:: TASK REQUIREMENTS ::
Make an exact copy of the listing below.
----
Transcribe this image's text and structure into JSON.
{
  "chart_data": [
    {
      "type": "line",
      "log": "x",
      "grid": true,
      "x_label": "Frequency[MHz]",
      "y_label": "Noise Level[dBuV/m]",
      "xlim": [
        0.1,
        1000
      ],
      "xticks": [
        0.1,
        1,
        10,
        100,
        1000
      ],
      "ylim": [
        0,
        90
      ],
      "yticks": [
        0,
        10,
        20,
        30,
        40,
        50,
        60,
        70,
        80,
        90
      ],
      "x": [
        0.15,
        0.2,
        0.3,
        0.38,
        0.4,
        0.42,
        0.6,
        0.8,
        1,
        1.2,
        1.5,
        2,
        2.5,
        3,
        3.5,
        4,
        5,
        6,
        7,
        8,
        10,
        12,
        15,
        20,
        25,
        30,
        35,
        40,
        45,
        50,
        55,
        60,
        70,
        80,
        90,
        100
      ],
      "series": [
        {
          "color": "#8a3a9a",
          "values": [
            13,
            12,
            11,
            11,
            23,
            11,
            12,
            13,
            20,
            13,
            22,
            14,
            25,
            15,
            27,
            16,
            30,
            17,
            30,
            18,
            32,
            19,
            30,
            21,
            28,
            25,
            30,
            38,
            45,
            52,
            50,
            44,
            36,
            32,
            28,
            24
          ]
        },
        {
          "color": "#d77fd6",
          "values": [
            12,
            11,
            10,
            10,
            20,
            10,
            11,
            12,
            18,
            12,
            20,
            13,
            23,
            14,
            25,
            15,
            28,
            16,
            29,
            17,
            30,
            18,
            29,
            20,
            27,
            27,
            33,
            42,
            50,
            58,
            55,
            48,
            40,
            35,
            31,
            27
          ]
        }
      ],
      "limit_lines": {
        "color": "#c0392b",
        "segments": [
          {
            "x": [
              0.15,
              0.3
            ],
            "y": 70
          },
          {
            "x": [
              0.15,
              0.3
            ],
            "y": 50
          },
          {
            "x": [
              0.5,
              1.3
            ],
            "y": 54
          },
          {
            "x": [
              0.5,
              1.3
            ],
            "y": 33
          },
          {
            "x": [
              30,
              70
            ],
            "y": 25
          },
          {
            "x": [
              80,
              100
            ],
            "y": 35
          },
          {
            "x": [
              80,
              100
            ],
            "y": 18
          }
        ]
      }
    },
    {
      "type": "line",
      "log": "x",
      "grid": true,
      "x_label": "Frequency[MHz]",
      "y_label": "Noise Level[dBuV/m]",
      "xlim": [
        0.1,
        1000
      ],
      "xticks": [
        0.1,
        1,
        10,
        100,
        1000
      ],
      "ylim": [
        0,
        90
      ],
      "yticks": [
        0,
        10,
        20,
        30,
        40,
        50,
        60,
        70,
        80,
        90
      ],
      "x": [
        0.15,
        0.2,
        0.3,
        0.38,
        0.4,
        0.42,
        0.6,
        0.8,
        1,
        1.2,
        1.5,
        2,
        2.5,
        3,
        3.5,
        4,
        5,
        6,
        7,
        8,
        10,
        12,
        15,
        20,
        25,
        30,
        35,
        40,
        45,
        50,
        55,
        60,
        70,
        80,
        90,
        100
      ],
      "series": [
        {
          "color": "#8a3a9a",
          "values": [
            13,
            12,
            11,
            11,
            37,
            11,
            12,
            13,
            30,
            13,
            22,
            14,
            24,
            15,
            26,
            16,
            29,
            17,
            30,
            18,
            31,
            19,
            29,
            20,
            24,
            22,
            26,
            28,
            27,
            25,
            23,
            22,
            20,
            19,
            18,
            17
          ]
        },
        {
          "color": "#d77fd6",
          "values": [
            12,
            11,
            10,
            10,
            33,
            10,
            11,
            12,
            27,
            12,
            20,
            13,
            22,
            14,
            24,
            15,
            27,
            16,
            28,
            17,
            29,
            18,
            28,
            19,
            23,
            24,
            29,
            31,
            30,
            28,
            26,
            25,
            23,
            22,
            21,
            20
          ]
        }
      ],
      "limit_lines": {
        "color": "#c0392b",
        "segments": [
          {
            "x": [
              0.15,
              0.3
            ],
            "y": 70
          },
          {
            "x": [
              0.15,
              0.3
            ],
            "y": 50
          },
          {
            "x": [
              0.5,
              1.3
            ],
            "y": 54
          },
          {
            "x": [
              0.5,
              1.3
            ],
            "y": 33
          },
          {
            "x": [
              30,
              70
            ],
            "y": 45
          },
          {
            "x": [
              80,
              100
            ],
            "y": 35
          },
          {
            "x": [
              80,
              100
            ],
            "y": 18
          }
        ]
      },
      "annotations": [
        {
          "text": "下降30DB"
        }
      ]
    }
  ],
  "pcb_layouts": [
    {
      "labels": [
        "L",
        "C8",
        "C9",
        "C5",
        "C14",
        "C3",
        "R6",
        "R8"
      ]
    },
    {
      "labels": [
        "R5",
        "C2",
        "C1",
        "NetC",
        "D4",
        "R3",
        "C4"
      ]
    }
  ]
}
----
:: CORRECT RESPONSE ::
Transcribe this image's text and structure into JSON.
{
  "chart_data": [
    {
      "type": "line",
      "log": "x",
      "grid": true,
      "x_label": "Frequency[MHz]",
      "y_label": "Noise Level[dBuV/m]",
      "xlim": [
        0.1,
        1000
      ],
      "xticks": [
        0.1,
        1,
        10,
        100,
        1000
      ],
      "ylim": [
        0,
        90
      ],
      "yticks": [
        0,
        10,
        20,
        30,
        40,
        50,
        60,
        70,
        80,
        90
      ],
      "x": [
        0.15,
        0.2,
        0.3,
        0.38,
        0.4,
        0.42,
        0.6,
        0.8,
        1,
        1.2,
        1.5,
        2,
        2.5,
        3,
        3.5,
        4,
        5,
        6,
        7,
        8,
        10,
        12,
        15,
        20,
        25,
        30,
        35,
        40,
        45,
        50,
        55,
        60,
        70,
        80,
        90,
        100
      ],
      "series": [
        {
          "color": "#8a3a9a",
          "values": [
            13,
            12,
            11,
            11,
            23,
            11,
            12,
            13,
            20,
            13,
            22,
            14,
            25,
            15,
            27,
            16,
            30,
            17,
            30,
            18,
            32,
            19,
            30,
            21,
            28,
            25,
            30,
            38,
            45,
            52,
            50,
            44,
            36,
            32,
            28,
            24
          ]
        },
        {
          "color": "#d77fd6",
          "values": [
            12,
            11,
            10,
            10,
            20,
            10,
            11,
            12,
            18,
            12,
            20,
            13,
            23,
            14,
            25,
            15,
            28,
            16,
            29,
            17,
            30,
            18,
            29,
            20,
            27,
            27,
            33,
            42,
            50,
            58,
            55,
            48,
            40,
            35,
            31,
            27
          ]
        }
      ],
      "limit_lines": {
        "color": "#c0392b",
        "segments": [
          {
            "x": [
              0.15,
              0.3
            ],
            "y": 70
          },
          {
            "x": [
              0.15,
              0.3
            ],
            "y": 50
          },
          {
            "x": [
              0.5,
              1.3
            ],
            "y": 54
          },
          {
            "x": [
              0.5,
              1.3
            ],
            "y": 33
          },
          {
            "x": [
              30,
              70
            ],
            "y": 25
          },
          {
            "x": [
              80,
              100
            ],
            "y": 35
          },
          {
            "x": [
              80,
              100
            ],
            "y": 18
          }
        ]
      }
    },
    {
      "type": "line",
      "log": "x",
      "grid": true,
      "x_label": "Frequency[MHz]",
      "y_label": "Noise Level[dBuV/m]",
      "xlim": [
        0.1,
        1000
      ],
      "xticks": [
        0.1,
        1,
        10,
        100,
        1000
      ],
      "ylim": [
        0,
        90
      ],
      "yticks": [
        0,
        10,
        20,
        30,
        40,
        50,
        60,
        70,
        80,
        90
      ],
      "x": [
        0.15,
        0.2,
        0.3,
        0.38,
        0.4,
        0.42,
        0.6,
        0.8,
        1,
        1.2,
        1.5,
        2,
        2.5,
        3,
        3.5,
        4,
        5,
        6,
        7,
        8,
        10,
        12,
        15,
        20,
        25,
        30,
        35,
        40,
        45,
        50,
        55,
        60,
        70,
        80,
        90,
        100
      ],
      "series": [
        {
          "color": "#8a3a9a",
          "values": [
            13,
            12,
            11,
            11,
            37,
            11,
            12,
            13,
            30,
            13,
            22,
            14,
            24,
            15,
            26,
            16,
            29,
            17,
            30,
            18,
            31,
            19,
            29,
            20,
            24,
            22,
            26,
            28,
            27,
            25,
            23,
            22,
            20,
            19,
            18,
            17
          ]
        },
        {
          "color": "#d77fd6",
          "values": [
            12,
            11,
            10,
            10,
            33,
            10,
            11,
            12,
            27,
            12,
            20,
            13,
            22,
            14,
            24,
            15,
            27,
            16,
            28,
            17,
            29,
            18,
            28,
            19,
            23,
            24,
            29,
            31,
            30,
            28,
            26,
            25,
            23,
            22,
            21,
            20
          ]
        }
      ],
      "limit_lines": {
        "color": "#c0392b",
        "segments": [
          {
            "x": [
              0.15,
              0.3
            ],
            "y": 70
          },
          {
            "x": [
              0.15,
              0.3
            ],
            "y": 50
          },
          {
            "x": [
              0.5,
              1.3
            ],
            "y": 54
          },
          {
            "x": [
              0.5,
              1.3
            ],
            "y": 33
          },
          {
            "x": [
              30,
              70
            ],
            "y": 45
          },
          {
            "x": [
              80,
              100
            ],
            "y": 35
          },
          {
            "x": [
              80,
              100
            ],
            "y": 18
          }
        ]
      },
      "annotations": [
        {
          "text": "下降30DB"
        }
      ]
    }
  ],
  "pcb_layouts": [
    {
      "labels": [
        "L",
        "C8",
        "C9",
        "C5",
        "C14",
        "C3",
        "R6",
        "R8"
      ]
    },
    {
      "labels": [
        "R5",
        "C2",
        "C1",
        "NetC",
        "D4",
        "R3",
        "C4"
      ]
    }
  ]
}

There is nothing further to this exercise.